» What the task asks:
Copy out the lines that include the word "JSON".

» Source material:
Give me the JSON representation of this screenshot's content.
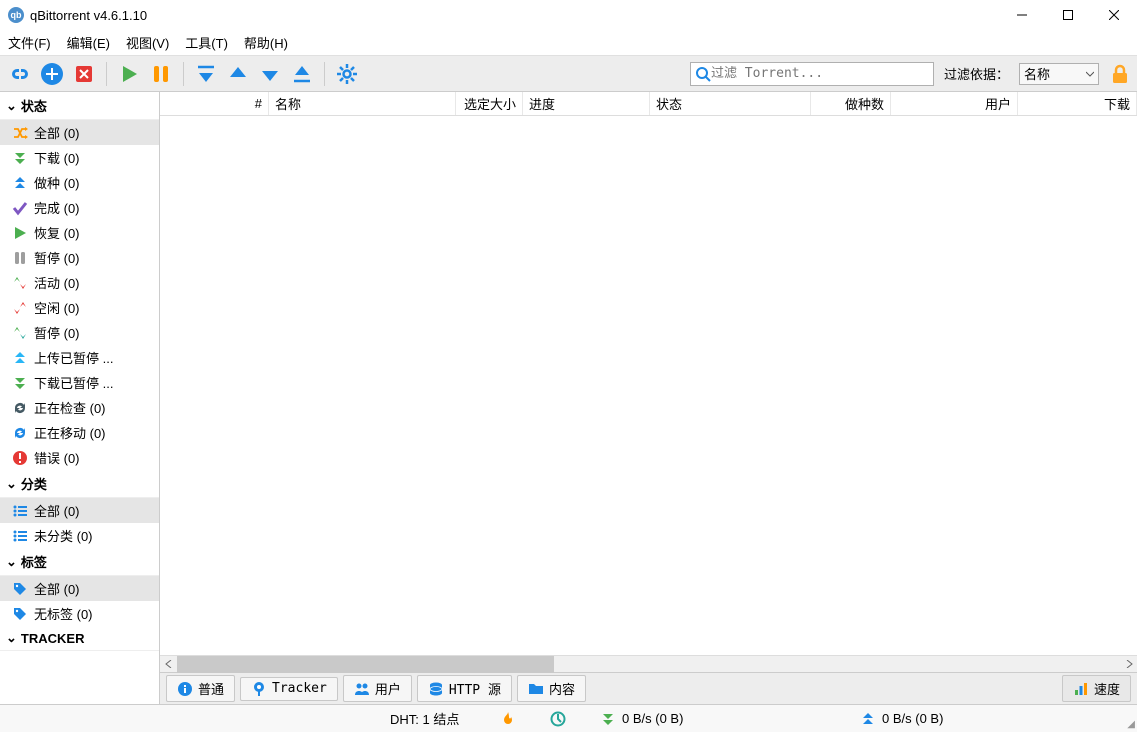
{
  "window": {
    "title": "qBittorrent v4.6.1.10"
  },
  "menu": {
    "file": "文件(F)",
    "edit": "编辑(E)",
    "view": "视图(V)",
    "tools": "工具(T)",
    "help": "帮助(H)"
  },
  "filter": {
    "placeholder": "过滤 Torrent...",
    "label": "过滤依据：",
    "combo": "名称"
  },
  "sidebar": {
    "status": {
      "header": "状态",
      "items": [
        {
          "label": "全部 (0)"
        },
        {
          "label": "下载 (0)"
        },
        {
          "label": "做种 (0)"
        },
        {
          "label": "完成 (0)"
        },
        {
          "label": "恢复 (0)"
        },
        {
          "label": "暂停 (0)"
        },
        {
          "label": "活动 (0)"
        },
        {
          "label": "空闲 (0)"
        },
        {
          "label": "暂停 (0)"
        },
        {
          "label": "上传已暂停 ..."
        },
        {
          "label": "下载已暂停 ..."
        },
        {
          "label": "正在检查 (0)"
        },
        {
          "label": "正在移动 (0)"
        },
        {
          "label": "错误 (0)"
        }
      ]
    },
    "category": {
      "header": "分类",
      "items": [
        {
          "label": "全部 (0)"
        },
        {
          "label": "未分类 (0)"
        }
      ]
    },
    "tags": {
      "header": "标签",
      "items": [
        {
          "label": "全部 (0)"
        },
        {
          "label": "无标签 (0)"
        }
      ]
    },
    "tracker": {
      "header": "TRACKER"
    }
  },
  "columns": {
    "num": "#",
    "name": "名称",
    "size": "选定大小",
    "progress": "进度",
    "status": "状态",
    "seeds": "做种数",
    "peers": "用户",
    "down": "下载"
  },
  "tabs": {
    "general": "普通",
    "tracker": "Tracker",
    "peers": "用户",
    "http": "HTTP 源",
    "content": "内容",
    "speed": "速度"
  },
  "status": {
    "dht": "DHT: 1 结点",
    "dl": "0 B/s (0 B)",
    "ul": "0 B/s (0 B)"
  }
}
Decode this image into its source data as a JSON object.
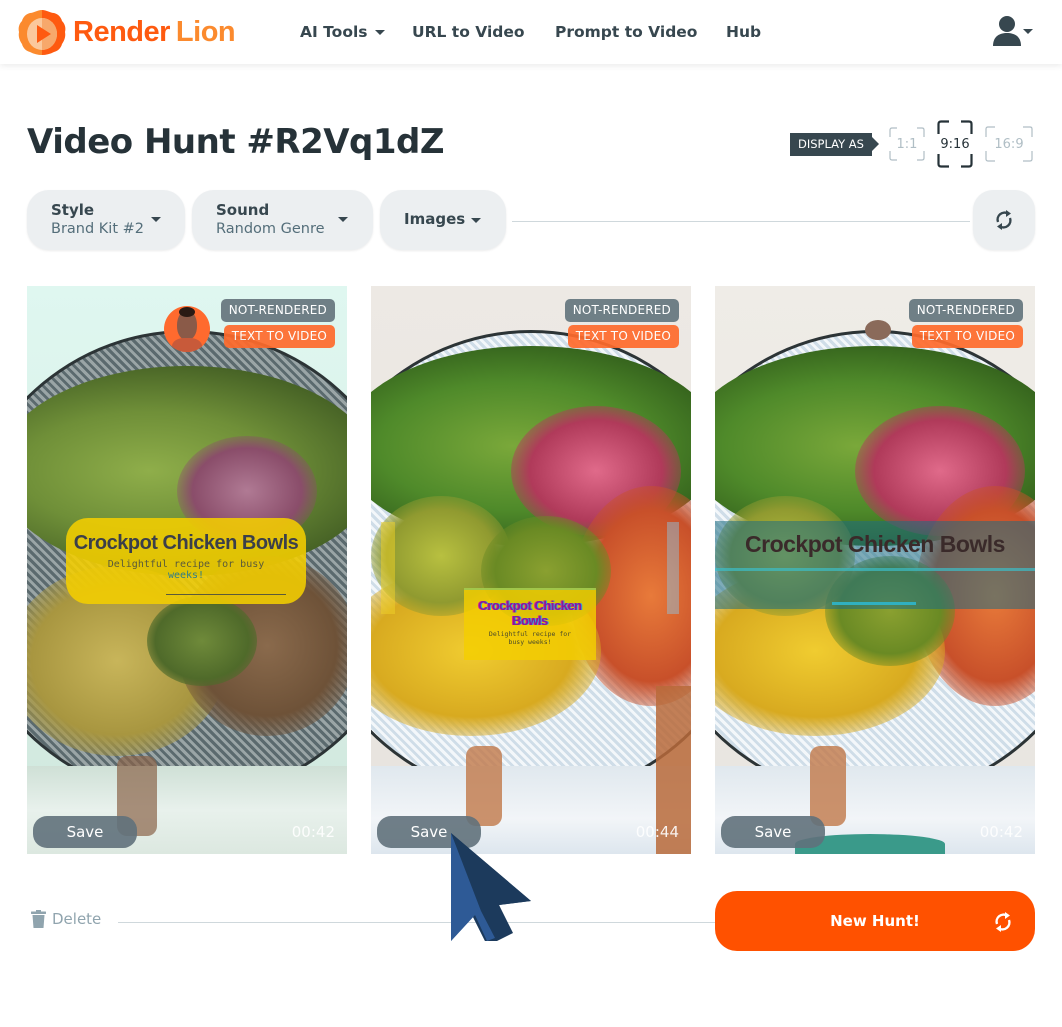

» The response:
Give me the JSON representation of this screenshot's content.
Decode this image into its source data as a JSON object.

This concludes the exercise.